Gather each line in the entries that includes the string "icon".
----------
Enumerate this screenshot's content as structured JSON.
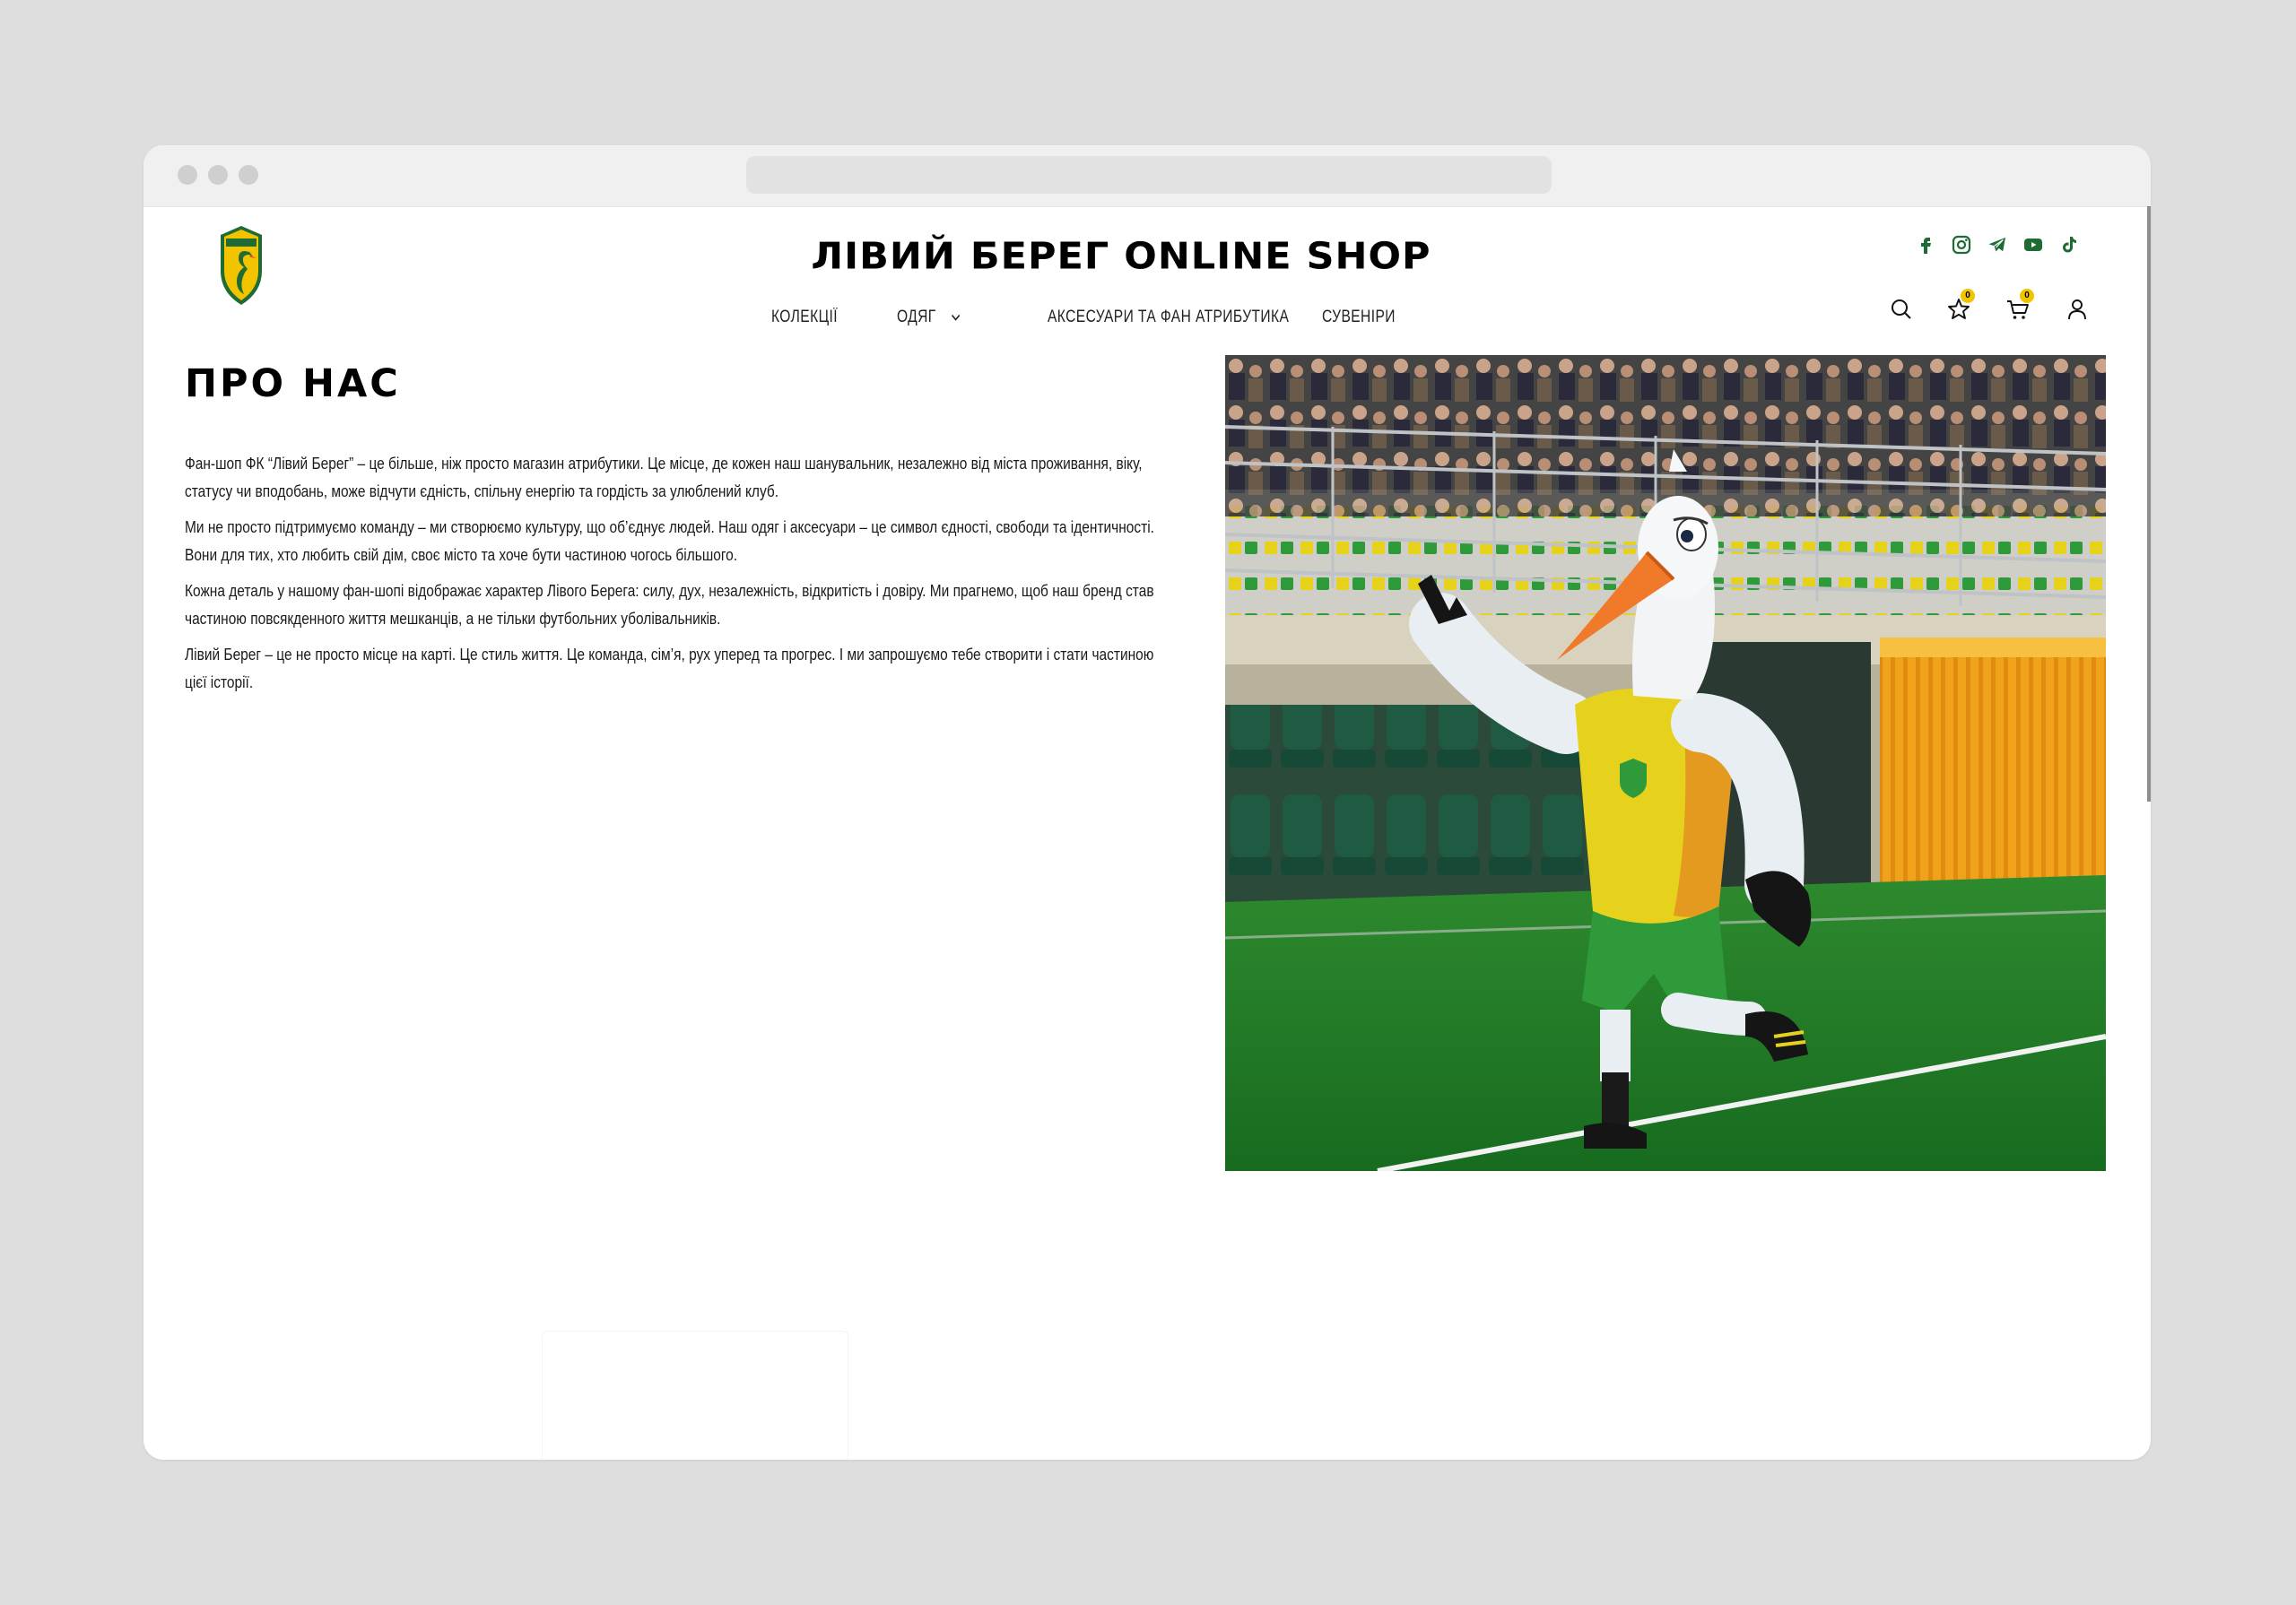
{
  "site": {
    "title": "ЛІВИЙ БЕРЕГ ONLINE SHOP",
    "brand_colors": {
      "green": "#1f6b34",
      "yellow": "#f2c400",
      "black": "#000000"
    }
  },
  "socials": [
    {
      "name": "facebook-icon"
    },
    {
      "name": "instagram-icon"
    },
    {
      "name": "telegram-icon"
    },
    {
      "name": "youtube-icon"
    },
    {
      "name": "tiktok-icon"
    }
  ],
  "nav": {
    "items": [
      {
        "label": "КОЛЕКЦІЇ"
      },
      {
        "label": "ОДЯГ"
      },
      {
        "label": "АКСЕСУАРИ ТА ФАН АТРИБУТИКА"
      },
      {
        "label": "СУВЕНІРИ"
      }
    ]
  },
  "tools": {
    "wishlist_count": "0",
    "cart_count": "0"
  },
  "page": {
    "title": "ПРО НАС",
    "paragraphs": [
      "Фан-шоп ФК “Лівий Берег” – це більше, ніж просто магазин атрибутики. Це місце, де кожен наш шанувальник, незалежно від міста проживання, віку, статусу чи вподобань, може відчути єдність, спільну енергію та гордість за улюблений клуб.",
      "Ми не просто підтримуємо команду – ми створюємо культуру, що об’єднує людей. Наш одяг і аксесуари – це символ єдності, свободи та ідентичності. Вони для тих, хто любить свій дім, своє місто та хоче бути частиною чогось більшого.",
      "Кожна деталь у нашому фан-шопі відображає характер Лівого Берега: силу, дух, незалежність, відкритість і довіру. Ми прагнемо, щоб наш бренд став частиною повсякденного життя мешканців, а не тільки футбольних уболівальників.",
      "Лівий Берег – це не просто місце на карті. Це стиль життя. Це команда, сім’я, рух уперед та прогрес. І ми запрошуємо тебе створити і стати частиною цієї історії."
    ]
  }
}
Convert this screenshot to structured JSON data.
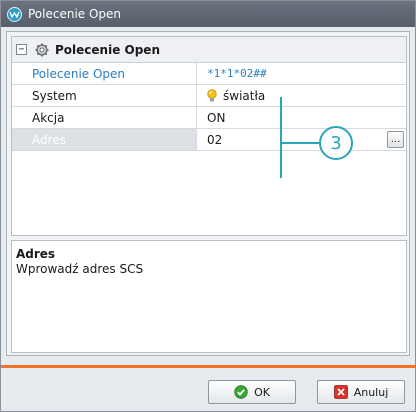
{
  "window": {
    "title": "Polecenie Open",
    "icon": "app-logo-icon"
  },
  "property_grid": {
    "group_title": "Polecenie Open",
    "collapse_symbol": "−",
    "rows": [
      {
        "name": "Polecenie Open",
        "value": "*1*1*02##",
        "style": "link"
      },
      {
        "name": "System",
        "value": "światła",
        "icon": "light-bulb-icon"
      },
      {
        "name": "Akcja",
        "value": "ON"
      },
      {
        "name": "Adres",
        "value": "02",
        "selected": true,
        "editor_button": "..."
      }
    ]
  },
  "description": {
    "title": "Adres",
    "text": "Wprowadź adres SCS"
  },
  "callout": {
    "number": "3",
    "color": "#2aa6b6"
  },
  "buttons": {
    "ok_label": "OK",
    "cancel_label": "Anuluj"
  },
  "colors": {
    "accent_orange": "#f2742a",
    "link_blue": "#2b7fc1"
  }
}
----------
SOLUTION TO THIS EXERCISE ::
      "name": "facebook-icon"
      "name": "instagram-icon"
      "name": "telegram-icon"
      "name": "youtube-icon"
      "name": "tiktok-icon"
    "icon": "app-logo-icon"
        "icon": "light-bulb-icon"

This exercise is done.